Stated goal: Only the pictures are to be left out; set down the rest of the records exactly.

Records provided:

** START **

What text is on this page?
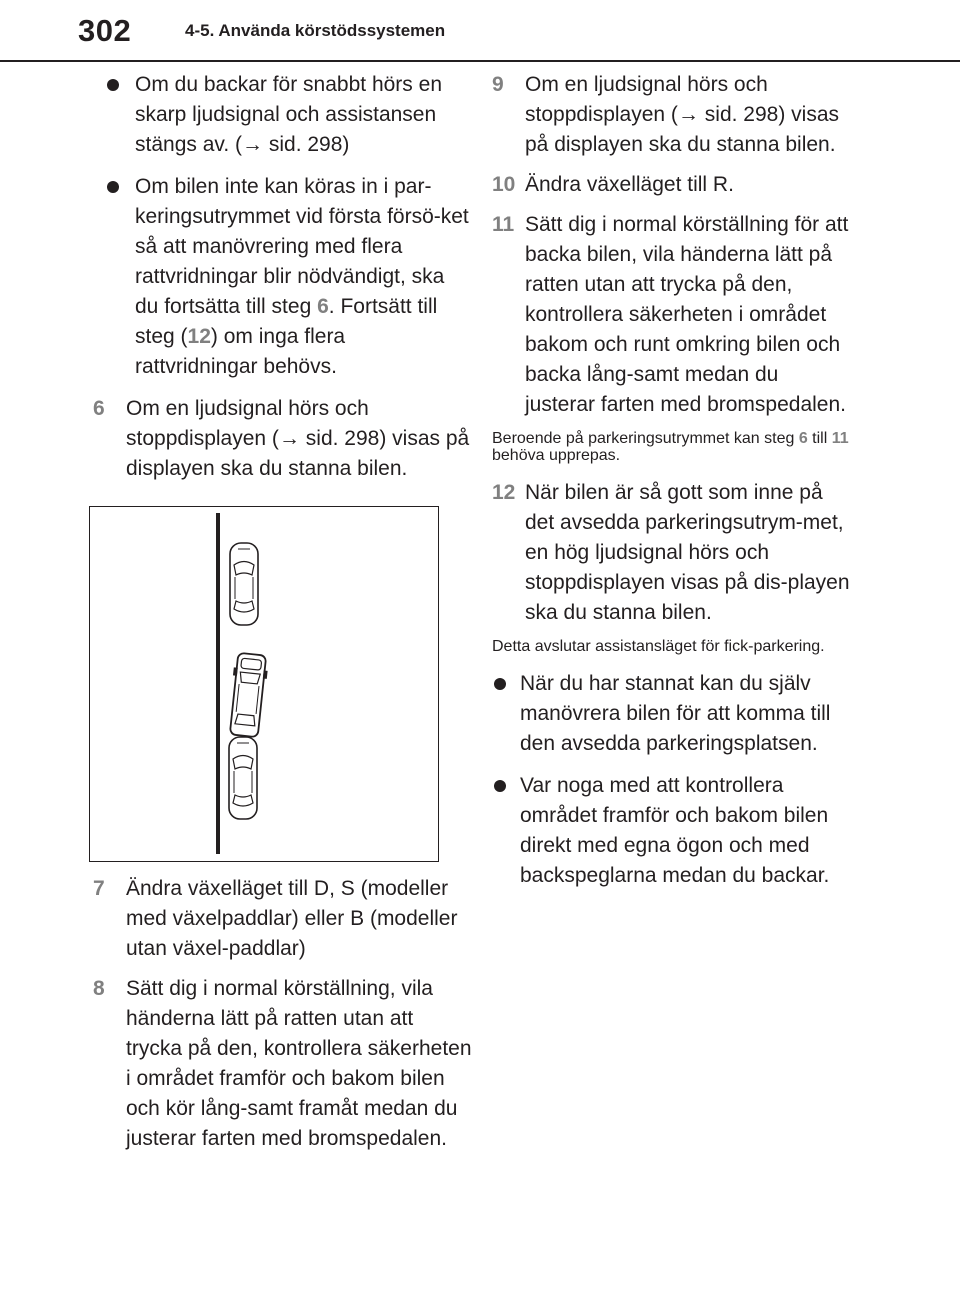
302	4-5. Använda körstödssystemen
Om du backar för snabbt hörs en skarp ljudsignal och assistansen stängs av. (→ sid. 298)
Om bilen inte kan köras in i par-keringsutrymmet vid första försö-ket så att manövrering med flera rattvridningar blir nödvändigt, ska du fortsätta till steg 6. Fortsätt till steg (12) om inga flera rattvridningar behövs.
6 Om en ljudsignal hörs och stoppdisplayen (→ sid. 298) visas på displayen ska du stanna bilen.
7 Ändra växelläget till D, S (modeller med växelpaddlar) eller B (modeller utan växel-paddlar)
8 Sätt dig i normal körställning, vila händerna lätt på ratten utan att trycka på den, kontrollera säkerheten i området framför och bakom bilen och kör lång-samt framåt medan du justerar farten med bromspedalen.
9 Om en ljudsignal hörs och stoppdisplayen (→ sid. 298) visas på displayen ska du stanna bilen.
10 Ändra växelläget till R.
11 Sätt dig i normal körställning för att backa bilen, vila händerna lätt på ratten utan att trycka på den, kontrollera säkerheten i området bakom och runt omkring bilen och backa lång-samt medan du justerar farten med bromspedalen.
Beroende på parkeringsutrymmet kan steg 6 till 11 behöva upprepas.
12 När bilen är så gott som inne på det avsedda parkeringsutrym-met, en hög ljudsignal hörs och stoppdisplayen visas på dis-playen ska du stanna bilen.
Detta avslutar assistansläget för fick-parkering.
När du har stannat kan du själv manövrera bilen för att komma till den avsedda parkeringsplatsen.
Var noga med att kontrollera området framför och bakom bilen direkt med egna ögon och med backspeglarna medan du backar.
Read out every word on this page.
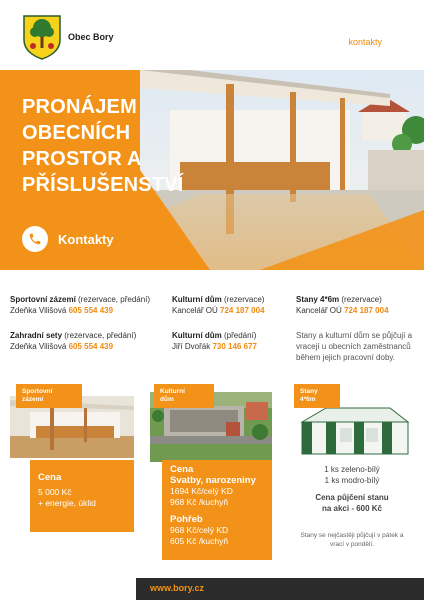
Obec Bory	kontakty
PRONÁJEM
OBECNÍCH
PROSTOR A
PŘÍSLUŠENSTVÍ
Kontakty

Sportovní zázemí (rezervace, předání)
Zdeňka Vilišová 605 554 439

Zahradní sety (rezervace, předání)
Zdeňka Vilišová 605 554 439

Kulturní dům (rezervace)
Kancelář OÚ 724 187 004

Kulturní dům (předání)
Jiří Dvořák 730 146 677

Stany 4*6m (rezervace)
Kancelář OÚ 724 187 004

Stany a kulturní dům se půjčují a vracejí u obecních zaměstnanců během jejich pracovní doby.

Sportovní
zázemí
Cena
5 000 Kč
+ energie, úklid
Kulturní
dům
Cena
Svatby, narozeniny
1694 Kč/celý KD
968 Kč /kuchyň
Pohřeb
968 Kč/celý KD
605 Kč /kuchyň
Stany
4*6m
1 ks zeleno-bílý
1 ks modro-bílý
Cena půjčení stanu
na akci - 600 Kč
Stany se nejčastěji půjčují v pátek a vrací v pondělí.
www.bory.cz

** END **

Written solution:
What text is on this page?
302	4-5. Använda körstödssystemen
Om du backar för snabbt hörs en skarp ljudsignal och assistansen stängs av. (→ sid. 298)
Om bilen inte kan köras in i par-keringsutrymmet vid första försö-ket så att manövrering med flera rattvridningar blir nödvändigt, ska du fortsätta till steg 6. Fortsätt till steg (12) om inga flera rattvridningar behövs.
6 Om en ljudsignal hörs och stoppdisplayen (→ sid. 298) visas på displayen ska du stanna bilen.
7 Ändra växelläget till D, S (modeller med växelpaddlar) eller B (modeller utan växel-paddlar)
8 Sätt dig i normal körställning, vila händerna lätt på ratten utan att trycka på den, kontrollera säkerheten i området framför och bakom bilen och kör lång-samt framåt medan du justerar farten med bromspedalen.
9 Om en ljudsignal hörs och stoppdisplayen (→ sid. 298) visas på displayen ska du stanna bilen.
10 Ändra växelläget till R.
11 Sätt dig i normal körställning för att backa bilen, vila händerna lätt på ratten utan att trycka på den, kontrollera säkerheten i området bakom och runt omkring bilen och backa lång-samt medan du justerar farten med bromspedalen.
Beroende på parkeringsutrymmet kan steg 6 till 11 behöva upprepas.
12 När bilen är så gott som inne på det avsedda parkeringsutrym-met, en hög ljudsignal hörs och stoppdisplayen visas på dis-playen ska du stanna bilen.
Detta avslutar assistansläget för fick-parkering.
När du har stannat kan du själv manövrera bilen för att komma till den avsedda parkeringsplatsen.
Var noga med att kontrollera området framför och bakom bilen direkt med egna ögon och med backspeglarna medan du backar.
Read out every word on this page.
Obec Bory	kontakty
PRONÁJEM
OBECNÍCH
PROSTOR A
PŘÍSLUŠENSTVÍ
Kontakty

Sportovní zázemí (rezervace, předání)
Zdeňka Vilišová 605 554 439

Zahradní sety (rezervace, předání)
Zdeňka Vilišová 605 554 439

Kulturní dům (rezervace)
Kancelář OÚ 724 187 004

Kulturní dům (předání)
Jiří Dvořák 730 146 677

Stany 4*6m (rezervace)
Kancelář OÚ 724 187 004

Stany a kulturní dům se půjčují a vracejí u obecních zaměstnanců během jejich pracovní doby.

Sportovní
zázemí
Cena
5 000 Kč
+ energie, úklid
Kulturní
dům
Cena
Svatby, narozeniny
1694 Kč/celý KD
968 Kč /kuchyň
Pohřeb
968 Kč/celý KD
605 Kč /kuchyň
Stany
4*6m
1 ks zeleno-bílý
1 ks modro-bílý
Cena půjčení stanu
na akci - 600 Kč
Stany se nejčastěji půjčují v pátek a vrací v pondělí.
www.bory.cz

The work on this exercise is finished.